EXERCISE TASK:
Only lines with the word "Arlanda" are needed; collect each of them from the listing below.

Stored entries
########

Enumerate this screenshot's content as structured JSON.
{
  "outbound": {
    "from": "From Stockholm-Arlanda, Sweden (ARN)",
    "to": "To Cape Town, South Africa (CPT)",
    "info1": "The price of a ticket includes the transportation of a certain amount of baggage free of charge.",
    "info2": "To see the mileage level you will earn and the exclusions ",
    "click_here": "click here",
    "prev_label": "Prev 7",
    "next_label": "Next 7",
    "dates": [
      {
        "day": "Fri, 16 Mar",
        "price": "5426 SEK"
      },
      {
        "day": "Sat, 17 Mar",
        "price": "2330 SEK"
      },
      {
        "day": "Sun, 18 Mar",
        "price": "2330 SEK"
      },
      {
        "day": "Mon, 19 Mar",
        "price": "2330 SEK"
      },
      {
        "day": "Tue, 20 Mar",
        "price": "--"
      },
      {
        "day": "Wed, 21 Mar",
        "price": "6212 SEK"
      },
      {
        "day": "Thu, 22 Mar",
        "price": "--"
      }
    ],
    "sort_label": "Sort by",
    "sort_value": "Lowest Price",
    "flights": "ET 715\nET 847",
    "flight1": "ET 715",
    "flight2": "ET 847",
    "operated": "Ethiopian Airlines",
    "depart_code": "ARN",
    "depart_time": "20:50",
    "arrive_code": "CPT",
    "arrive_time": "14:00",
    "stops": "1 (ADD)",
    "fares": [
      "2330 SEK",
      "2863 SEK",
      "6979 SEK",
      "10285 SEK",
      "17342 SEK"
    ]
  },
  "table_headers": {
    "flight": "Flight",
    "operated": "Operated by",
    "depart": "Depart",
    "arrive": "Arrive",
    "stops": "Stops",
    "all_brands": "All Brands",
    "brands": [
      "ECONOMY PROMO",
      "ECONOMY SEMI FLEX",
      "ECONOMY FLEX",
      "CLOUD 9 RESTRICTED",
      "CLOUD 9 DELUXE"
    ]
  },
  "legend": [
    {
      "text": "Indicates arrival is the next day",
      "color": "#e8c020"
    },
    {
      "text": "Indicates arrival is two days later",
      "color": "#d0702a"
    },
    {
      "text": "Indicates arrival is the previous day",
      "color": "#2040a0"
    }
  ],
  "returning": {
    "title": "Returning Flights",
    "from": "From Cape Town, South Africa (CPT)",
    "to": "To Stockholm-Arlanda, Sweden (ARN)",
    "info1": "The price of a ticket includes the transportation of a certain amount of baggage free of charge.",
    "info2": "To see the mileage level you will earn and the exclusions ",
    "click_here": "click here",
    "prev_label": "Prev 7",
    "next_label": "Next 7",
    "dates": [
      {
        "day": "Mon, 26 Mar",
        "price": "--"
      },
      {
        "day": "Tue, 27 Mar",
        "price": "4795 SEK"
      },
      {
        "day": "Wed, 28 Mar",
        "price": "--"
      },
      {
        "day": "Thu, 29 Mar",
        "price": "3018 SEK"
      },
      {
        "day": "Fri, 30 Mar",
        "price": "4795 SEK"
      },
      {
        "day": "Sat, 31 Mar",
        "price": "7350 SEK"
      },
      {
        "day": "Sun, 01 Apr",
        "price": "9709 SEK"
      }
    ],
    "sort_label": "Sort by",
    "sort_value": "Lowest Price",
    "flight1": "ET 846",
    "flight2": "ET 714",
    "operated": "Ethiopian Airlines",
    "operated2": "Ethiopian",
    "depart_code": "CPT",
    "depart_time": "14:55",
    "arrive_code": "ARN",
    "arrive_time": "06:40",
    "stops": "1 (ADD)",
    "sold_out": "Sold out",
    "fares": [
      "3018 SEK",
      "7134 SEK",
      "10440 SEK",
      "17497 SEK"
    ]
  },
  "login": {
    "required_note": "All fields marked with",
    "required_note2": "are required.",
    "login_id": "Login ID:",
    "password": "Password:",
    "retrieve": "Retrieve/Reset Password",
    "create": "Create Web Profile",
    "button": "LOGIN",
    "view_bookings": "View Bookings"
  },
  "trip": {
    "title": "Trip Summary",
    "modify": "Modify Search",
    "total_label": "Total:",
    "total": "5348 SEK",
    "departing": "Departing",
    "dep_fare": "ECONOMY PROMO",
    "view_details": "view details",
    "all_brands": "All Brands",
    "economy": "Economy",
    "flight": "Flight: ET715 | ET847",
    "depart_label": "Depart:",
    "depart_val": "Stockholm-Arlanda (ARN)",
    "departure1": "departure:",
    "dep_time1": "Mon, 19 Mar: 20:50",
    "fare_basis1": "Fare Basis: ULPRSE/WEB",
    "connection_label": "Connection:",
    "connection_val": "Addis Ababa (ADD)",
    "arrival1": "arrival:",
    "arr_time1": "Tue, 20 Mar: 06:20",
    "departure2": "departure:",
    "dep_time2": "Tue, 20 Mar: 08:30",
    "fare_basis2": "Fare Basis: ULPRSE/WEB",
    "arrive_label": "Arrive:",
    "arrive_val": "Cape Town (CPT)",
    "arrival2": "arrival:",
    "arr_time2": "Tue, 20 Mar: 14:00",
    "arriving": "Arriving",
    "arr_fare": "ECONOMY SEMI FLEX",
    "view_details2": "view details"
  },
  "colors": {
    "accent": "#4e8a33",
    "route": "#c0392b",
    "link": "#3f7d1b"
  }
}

########

WRITTEN RESPONSE:
    "from": "From Stockholm-Arlanda, Sweden (ARN)",
    "to": "To Stockholm-Arlanda, Sweden (ARN)",
    "depart_val": "Stockholm-Arlanda (ARN)",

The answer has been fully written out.